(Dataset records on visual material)
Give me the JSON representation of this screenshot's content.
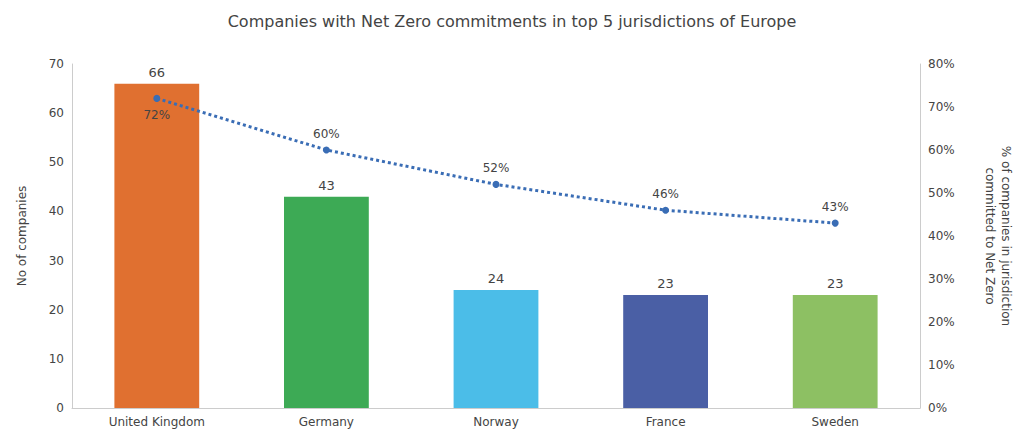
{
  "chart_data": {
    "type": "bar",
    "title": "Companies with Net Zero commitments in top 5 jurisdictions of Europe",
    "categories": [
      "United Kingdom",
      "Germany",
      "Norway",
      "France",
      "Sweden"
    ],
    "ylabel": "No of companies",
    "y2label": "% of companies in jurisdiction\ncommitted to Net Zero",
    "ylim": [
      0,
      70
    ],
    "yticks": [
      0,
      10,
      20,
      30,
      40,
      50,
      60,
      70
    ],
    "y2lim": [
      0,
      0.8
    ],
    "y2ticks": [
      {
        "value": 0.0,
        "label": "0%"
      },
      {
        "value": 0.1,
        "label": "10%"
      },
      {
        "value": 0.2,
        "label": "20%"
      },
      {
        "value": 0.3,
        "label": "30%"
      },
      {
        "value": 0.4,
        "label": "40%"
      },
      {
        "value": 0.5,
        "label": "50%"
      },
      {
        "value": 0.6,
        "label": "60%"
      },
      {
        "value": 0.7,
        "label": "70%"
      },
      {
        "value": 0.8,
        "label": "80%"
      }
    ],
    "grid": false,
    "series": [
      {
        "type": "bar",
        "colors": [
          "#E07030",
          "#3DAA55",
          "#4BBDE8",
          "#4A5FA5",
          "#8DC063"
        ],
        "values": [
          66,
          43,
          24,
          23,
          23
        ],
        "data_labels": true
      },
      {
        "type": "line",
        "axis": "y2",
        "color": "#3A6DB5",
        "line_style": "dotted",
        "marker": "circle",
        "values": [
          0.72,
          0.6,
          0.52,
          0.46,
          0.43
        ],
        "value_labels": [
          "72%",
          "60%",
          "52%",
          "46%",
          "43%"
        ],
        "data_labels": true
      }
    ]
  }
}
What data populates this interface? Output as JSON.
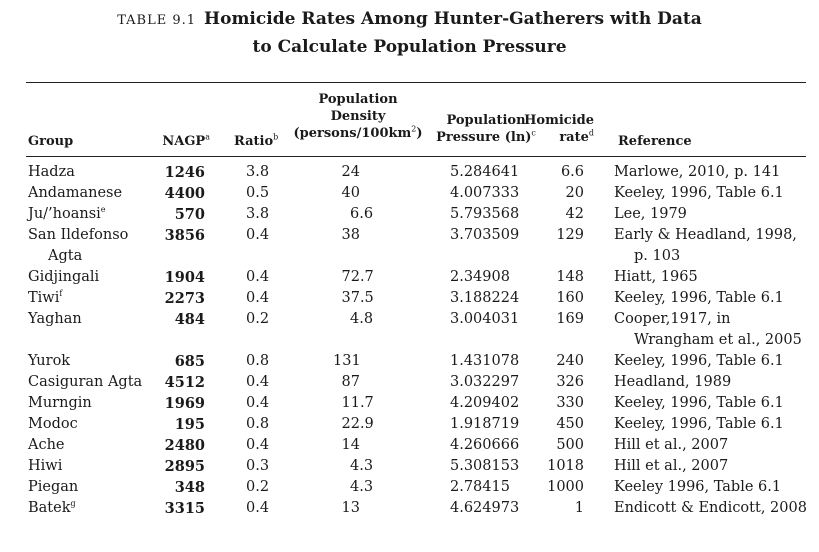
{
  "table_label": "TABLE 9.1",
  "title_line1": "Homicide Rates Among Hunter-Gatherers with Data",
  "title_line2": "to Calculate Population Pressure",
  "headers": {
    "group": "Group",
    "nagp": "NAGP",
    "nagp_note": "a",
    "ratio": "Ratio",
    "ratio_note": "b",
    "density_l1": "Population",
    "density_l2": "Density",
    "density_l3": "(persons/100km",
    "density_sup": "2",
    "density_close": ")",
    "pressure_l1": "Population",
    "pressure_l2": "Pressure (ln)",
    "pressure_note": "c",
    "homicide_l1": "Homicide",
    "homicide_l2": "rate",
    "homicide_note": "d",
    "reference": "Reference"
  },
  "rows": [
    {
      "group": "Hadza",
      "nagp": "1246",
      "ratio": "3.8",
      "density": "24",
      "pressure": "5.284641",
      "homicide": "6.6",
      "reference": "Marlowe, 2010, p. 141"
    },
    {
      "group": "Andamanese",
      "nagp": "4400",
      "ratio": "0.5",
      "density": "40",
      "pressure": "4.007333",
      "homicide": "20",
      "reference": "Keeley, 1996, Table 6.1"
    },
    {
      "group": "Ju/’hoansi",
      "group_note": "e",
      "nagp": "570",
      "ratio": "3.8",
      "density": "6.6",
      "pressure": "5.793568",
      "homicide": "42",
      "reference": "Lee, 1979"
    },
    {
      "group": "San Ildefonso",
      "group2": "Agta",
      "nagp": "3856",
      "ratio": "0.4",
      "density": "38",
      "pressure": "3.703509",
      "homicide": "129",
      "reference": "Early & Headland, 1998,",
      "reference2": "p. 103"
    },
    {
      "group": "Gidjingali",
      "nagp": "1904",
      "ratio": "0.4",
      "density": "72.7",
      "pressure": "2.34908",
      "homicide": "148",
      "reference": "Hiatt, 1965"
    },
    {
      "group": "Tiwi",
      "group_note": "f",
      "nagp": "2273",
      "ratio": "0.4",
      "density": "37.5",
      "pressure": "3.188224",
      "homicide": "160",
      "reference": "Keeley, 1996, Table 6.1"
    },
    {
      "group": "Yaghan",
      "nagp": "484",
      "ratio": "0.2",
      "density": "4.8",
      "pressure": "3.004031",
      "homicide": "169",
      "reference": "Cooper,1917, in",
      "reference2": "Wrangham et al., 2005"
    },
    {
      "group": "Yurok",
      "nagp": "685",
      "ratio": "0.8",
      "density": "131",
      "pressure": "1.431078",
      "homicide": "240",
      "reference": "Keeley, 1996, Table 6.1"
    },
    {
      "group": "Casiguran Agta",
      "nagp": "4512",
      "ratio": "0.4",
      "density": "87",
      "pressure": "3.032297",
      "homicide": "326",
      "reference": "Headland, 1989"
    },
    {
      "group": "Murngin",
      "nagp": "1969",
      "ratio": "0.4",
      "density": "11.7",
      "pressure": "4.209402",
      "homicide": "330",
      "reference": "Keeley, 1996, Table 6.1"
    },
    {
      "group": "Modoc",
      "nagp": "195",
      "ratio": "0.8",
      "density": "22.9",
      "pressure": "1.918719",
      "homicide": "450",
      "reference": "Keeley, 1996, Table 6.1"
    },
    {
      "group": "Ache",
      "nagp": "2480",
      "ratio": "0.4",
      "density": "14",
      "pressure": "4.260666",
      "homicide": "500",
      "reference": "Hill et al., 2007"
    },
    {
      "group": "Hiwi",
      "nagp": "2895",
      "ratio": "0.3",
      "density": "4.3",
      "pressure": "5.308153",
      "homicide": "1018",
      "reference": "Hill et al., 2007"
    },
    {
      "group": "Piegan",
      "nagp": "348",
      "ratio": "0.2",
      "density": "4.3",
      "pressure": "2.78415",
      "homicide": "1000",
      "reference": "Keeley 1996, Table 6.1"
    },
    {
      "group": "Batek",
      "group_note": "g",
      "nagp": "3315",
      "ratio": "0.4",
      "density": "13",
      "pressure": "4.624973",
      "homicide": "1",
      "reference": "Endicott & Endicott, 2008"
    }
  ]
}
---
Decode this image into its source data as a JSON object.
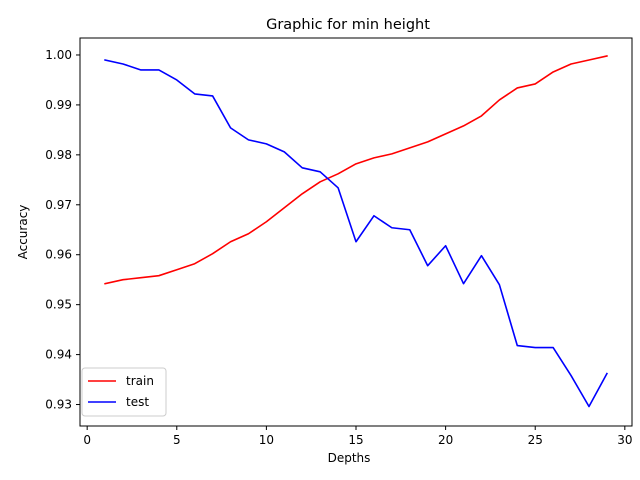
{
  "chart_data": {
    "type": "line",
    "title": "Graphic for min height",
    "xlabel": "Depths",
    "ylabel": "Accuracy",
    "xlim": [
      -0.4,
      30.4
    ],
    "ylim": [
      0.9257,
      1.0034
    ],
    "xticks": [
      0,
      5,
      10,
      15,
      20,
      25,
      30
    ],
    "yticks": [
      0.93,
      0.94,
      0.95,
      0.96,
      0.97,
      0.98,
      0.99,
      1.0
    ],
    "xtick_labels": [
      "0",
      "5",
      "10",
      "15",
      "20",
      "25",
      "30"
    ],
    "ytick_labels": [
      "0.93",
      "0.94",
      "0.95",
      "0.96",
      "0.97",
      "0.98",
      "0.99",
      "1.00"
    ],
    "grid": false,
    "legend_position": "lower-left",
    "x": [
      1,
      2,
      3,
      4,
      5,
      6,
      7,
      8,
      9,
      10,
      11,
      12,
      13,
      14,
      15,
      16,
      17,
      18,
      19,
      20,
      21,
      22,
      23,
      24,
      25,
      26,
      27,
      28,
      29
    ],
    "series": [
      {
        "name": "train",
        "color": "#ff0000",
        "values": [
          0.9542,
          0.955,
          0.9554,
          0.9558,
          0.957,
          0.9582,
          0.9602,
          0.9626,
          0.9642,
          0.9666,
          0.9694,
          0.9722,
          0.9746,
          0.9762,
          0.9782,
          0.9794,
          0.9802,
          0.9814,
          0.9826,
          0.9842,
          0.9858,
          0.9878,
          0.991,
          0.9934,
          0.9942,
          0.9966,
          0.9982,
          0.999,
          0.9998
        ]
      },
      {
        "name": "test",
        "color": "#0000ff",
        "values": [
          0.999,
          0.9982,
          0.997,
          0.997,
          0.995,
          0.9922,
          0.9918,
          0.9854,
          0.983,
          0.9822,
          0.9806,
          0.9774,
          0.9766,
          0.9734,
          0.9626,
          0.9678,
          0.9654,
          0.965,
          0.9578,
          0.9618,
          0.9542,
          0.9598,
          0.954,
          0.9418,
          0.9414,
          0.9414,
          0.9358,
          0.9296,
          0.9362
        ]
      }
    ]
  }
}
---
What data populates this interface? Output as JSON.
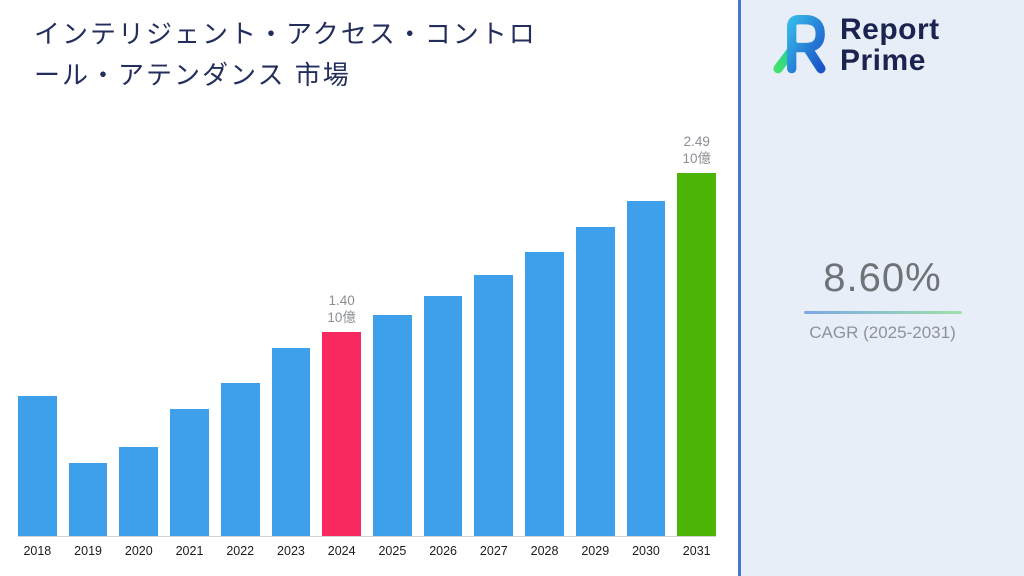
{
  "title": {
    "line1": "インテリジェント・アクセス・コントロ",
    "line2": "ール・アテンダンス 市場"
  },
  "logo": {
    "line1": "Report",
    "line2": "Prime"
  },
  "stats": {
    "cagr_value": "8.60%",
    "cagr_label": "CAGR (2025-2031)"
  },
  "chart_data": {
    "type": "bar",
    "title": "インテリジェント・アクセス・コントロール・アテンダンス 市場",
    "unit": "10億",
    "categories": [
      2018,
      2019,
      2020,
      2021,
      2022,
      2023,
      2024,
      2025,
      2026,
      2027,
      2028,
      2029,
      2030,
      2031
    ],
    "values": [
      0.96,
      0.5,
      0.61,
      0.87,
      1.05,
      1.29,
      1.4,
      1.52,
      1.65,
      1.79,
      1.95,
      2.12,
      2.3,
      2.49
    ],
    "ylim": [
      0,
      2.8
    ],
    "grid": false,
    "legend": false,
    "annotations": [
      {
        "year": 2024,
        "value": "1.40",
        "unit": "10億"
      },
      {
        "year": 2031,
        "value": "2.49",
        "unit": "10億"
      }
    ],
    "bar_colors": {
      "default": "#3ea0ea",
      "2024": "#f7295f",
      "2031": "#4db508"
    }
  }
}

REQUIREMENT: Copy every line above that includes the string "ylabel".

RESULT OF THIS EXERCISE:
    "ylabel": "No of companies",
    "ylabel": "Accuracy",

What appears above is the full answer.